Work to complete: Skip any picture you find and retype all the remaining lines exactly.

Input rows:
........

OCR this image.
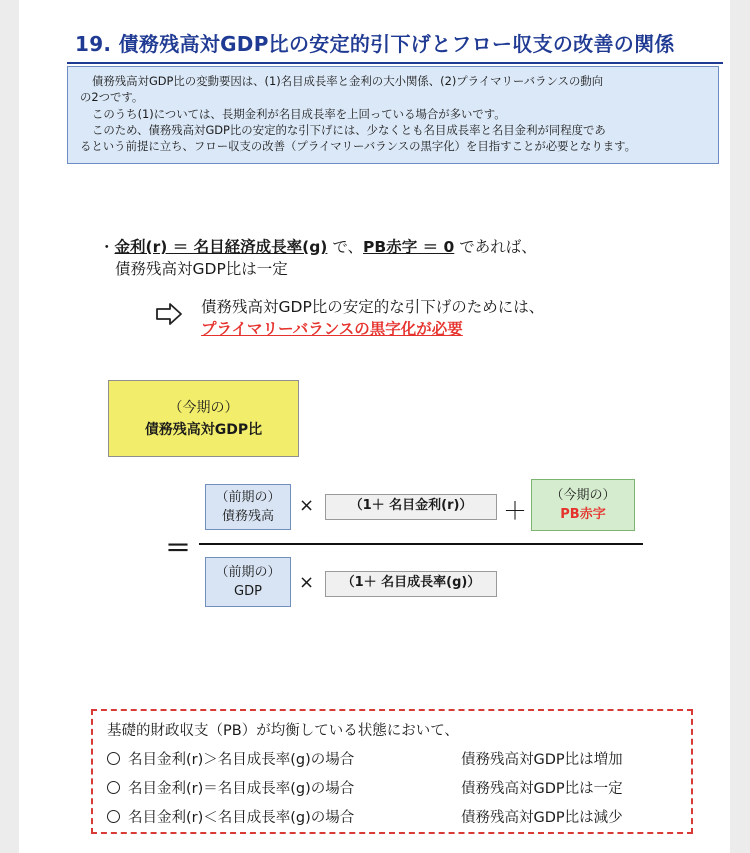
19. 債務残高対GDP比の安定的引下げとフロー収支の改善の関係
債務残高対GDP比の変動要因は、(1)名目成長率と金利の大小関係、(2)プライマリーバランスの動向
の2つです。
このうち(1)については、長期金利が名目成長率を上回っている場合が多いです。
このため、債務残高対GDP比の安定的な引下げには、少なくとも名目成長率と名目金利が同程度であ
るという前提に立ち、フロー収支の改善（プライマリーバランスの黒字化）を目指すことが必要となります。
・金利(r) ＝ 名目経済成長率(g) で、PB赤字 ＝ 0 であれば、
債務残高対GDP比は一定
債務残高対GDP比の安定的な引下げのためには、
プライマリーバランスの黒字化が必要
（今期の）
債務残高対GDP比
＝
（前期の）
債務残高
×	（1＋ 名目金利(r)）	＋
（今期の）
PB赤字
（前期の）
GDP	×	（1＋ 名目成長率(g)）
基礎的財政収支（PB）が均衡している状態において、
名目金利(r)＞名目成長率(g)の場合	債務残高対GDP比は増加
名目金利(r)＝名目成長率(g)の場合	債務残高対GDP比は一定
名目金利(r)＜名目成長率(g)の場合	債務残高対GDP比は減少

........

Result for this exercise:
OCR this image.
19. 債務残高対GDP比の安定的引下げとフロー収支の改善の関係
債務残高対GDP比の変動要因は、(1)名目成長率と金利の大小関係、(2)プライマリーバランスの動向
の2つです。
このうち(1)については、長期金利が名目成長率を上回っている場合が多いです。
このため、債務残高対GDP比の安定的な引下げには、少なくとも名目成長率と名目金利が同程度であ
るという前提に立ち、フロー収支の改善（プライマリーバランスの黒字化）を目指すことが必要となります。
・金利(r) ＝ 名目経済成長率(g) で、PB赤字 ＝ 0 であれば、
債務残高対GDP比は一定
債務残高対GDP比の安定的な引下げのためには、
プライマリーバランスの黒字化が必要
（今期の）
債務残高対GDP比
＝
（前期の）
債務残高
×	（1＋ 名目金利(r)）	＋
（今期の）
PB赤字
（前期の）
GDP	×	（1＋ 名目成長率(g)）
基礎的財政収支（PB）が均衡している状態において、
名目金利(r)＞名目成長率(g)の場合	債務残高対GDP比は増加
名目金利(r)＝名目成長率(g)の場合	債務残高対GDP比は一定
名目金利(r)＜名目成長率(g)の場合	債務残高対GDP比は減少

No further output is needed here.